Copy every line with the string "meta" in it.

━━━━━━━━━━━━━━━━━━━━━━━━━━━━━━

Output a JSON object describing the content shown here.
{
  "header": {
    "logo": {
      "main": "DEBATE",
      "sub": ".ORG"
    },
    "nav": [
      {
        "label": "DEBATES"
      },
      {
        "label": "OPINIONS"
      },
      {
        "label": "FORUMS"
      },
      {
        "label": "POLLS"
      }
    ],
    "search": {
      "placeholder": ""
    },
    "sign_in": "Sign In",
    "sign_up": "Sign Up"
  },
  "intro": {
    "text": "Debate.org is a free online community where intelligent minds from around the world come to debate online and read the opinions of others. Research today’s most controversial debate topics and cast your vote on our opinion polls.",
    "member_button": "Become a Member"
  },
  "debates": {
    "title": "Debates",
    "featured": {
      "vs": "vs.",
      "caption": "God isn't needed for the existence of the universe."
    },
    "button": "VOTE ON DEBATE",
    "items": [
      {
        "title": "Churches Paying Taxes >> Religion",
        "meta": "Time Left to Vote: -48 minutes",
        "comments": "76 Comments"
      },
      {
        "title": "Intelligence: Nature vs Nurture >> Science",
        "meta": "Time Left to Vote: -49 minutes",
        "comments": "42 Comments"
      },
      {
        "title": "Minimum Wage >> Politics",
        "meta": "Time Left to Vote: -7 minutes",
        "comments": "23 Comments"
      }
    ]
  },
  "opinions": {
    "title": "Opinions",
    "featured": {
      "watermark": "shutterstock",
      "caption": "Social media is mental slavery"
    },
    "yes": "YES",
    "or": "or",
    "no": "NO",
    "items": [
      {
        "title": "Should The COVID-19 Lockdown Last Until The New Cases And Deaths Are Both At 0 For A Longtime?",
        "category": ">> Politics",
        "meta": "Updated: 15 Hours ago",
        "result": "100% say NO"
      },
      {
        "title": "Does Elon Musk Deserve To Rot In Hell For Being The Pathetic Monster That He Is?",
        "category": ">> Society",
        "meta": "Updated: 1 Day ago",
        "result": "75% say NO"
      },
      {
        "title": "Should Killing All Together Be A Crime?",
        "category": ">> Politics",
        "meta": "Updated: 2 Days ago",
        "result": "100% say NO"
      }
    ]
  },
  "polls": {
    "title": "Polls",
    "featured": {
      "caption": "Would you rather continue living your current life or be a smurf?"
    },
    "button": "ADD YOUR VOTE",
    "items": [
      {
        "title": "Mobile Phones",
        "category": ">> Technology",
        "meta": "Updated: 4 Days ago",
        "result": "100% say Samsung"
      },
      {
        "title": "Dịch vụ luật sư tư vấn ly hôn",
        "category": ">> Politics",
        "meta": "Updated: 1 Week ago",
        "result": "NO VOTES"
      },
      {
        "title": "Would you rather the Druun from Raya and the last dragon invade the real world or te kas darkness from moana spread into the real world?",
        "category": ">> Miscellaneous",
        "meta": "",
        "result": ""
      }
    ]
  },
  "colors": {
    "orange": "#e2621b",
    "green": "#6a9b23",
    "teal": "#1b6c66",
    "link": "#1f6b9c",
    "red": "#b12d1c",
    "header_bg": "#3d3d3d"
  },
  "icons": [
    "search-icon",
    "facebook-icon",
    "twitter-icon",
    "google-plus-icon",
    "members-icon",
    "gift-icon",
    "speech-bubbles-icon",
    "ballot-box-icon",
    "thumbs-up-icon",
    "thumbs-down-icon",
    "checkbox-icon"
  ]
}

━━━━━━━━━━━━━━━━━━━━━━━━━━━━━━

» The reply
        "meta": "Time Left to Vote: -48 minutes",
        "meta": "Time Left to Vote: -49 minutes",
        "meta": "Time Left to Vote: -7 minutes",
        "meta": "Updated: 15 Hours ago",
        "meta": "Updated: 1 Day ago",
        "meta": "Updated: 2 Days ago",
        "meta": "Updated: 4 Days ago",
        "meta": "Updated: 1 Week ago",
        "meta": "",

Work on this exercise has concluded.